▸ Request: Print the listing as it stands, omitting all images.

[Collection entries]
____________________
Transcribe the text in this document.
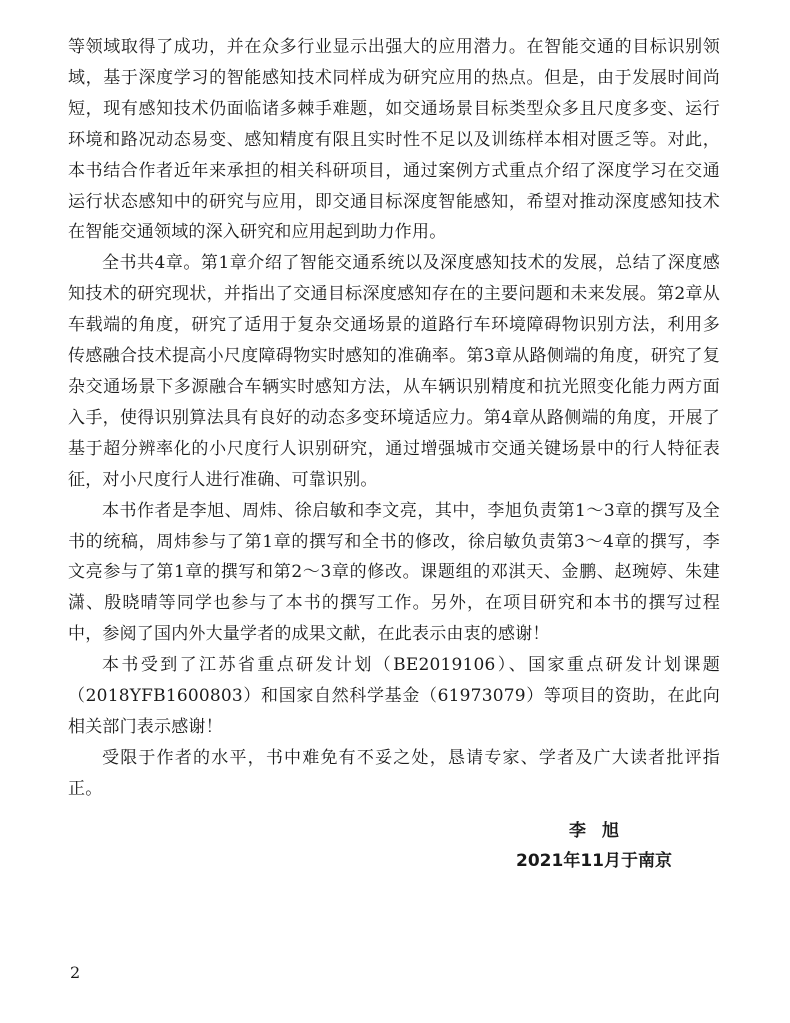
等领域取得了成功，并在众多行业显示出强大的应用潜力。在智能交通的目标识别领域，基于深度学习的智能感知技术同样成为研究应用的热点。但是，由于发展时间尚短，现有感知技术仍面临诸多棘手难题，如交通场景目标类型众多且尺度多变、运行环境和路况动态易变、感知精度有限且实时性不足以及训练样本相对匮乏等。对此，本书结合作者近年来承担的相关科研项目，通过案例方式重点介绍了深度学习在交通运行状态感知中的研究与应用，即交通目标深度智能感知，希望对推动深度感知技术在智能交通领域的深入研究和应用起到助力作用。

全书共4章。第1章介绍了智能交通系统以及深度感知技术的发展，总结了深度感知技术的研究现状，并指出了交通目标深度感知存在的主要问题和未来发展。第2章从车载端的角度，研究了适用于复杂交通场景的道路行车环境障碍物识别方法，利用多传感融合技术提高小尺度障碍物实时感知的准确率。第3章从路侧端的角度，研究了复杂交通场景下多源融合车辆实时感知方法，从车辆识别精度和抗光照变化能力两方面入手，使得识别算法具有良好的动态多变环境适应力。第4章从路侧端的角度，开展了基于超分辨率化的小尺度行人识别研究，通过增强城市交通关键场景中的行人特征表征，对小尺度行人进行准确、可靠识别。

本书作者是李旭、周炜、徐启敏和李文亮，其中，李旭负责第1～3章的撰写及全书的统稿，周炜参与了第1章的撰写和全书的修改，徐启敏负责第3～4章的撰写，李文亮参与了第1章的撰写和第2～3章的修改。课题组的邓淇天、金鹏、赵琬婷、朱建潇、殷晓晴等同学也参与了本书的撰写工作。另外，在项目研究和本书的撰写过程中，参阅了国内外大量学者的成果文献，在此表示由衷的感谢！

本书受到了江苏省重点研发计划（BE2019106）、国家重点研发计划课题（2018YFB1600803）和国家自然科学基金（61973079）等项目的资助，在此向相关部门表示感谢！

受限于作者的水平，书中难免有不妥之处，恳请专家、学者及广大读者批评指正。

李旭
2021年11月于南京
2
____________________
▸ The response:
Transcribe the text in this document.
等领域取得了成功，并在众多行业显示出强大的应用潜力。在智能交通的目标识别领域，基于深度学习的智能感知技术同样成为研究应用的热点。但是，由于发展时间尚短，现有感知技术仍面临诸多棘手难题，如交通场景目标类型众多且尺度多变、运行环境和路况动态易变、感知精度有限且实时性不足以及训练样本相对匮乏等。对此，本书结合作者近年来承担的相关科研项目，通过案例方式重点介绍了深度学习在交通运行状态感知中的研究与应用，即交通目标深度智能感知，希望对推动深度感知技术在智能交通领域的深入研究和应用起到助力作用。

全书共4章。第1章介绍了智能交通系统以及深度感知技术的发展，总结了深度感知技术的研究现状，并指出了交通目标深度感知存在的主要问题和未来发展。第2章从车载端的角度，研究了适用于复杂交通场景的道路行车环境障碍物识别方法，利用多传感融合技术提高小尺度障碍物实时感知的准确率。第3章从路侧端的角度，研究了复杂交通场景下多源融合车辆实时感知方法，从车辆识别精度和抗光照变化能力两方面入手，使得识别算法具有良好的动态多变环境适应力。第4章从路侧端的角度，开展了基于超分辨率化的小尺度行人识别研究，通过增强城市交通关键场景中的行人特征表征，对小尺度行人进行准确、可靠识别。

本书作者是李旭、周炜、徐启敏和李文亮，其中，李旭负责第1～3章的撰写及全书的统稿，周炜参与了第1章的撰写和全书的修改，徐启敏负责第3～4章的撰写，李文亮参与了第1章的撰写和第2～3章的修改。课题组的邓淇天、金鹏、赵琬婷、朱建潇、殷晓晴等同学也参与了本书的撰写工作。另外，在项目研究和本书的撰写过程中，参阅了国内外大量学者的成果文献，在此表示由衷的感谢！

本书受到了江苏省重点研发计划（BE2019106）、国家重点研发计划课题（2018YFB1600803）和国家自然科学基金（61973079）等项目的资助，在此向相关部门表示感谢！

受限于作者的水平，书中难免有不妥之处，恳请专家、学者及广大读者批评指正。

李旭
2021年11月于南京
2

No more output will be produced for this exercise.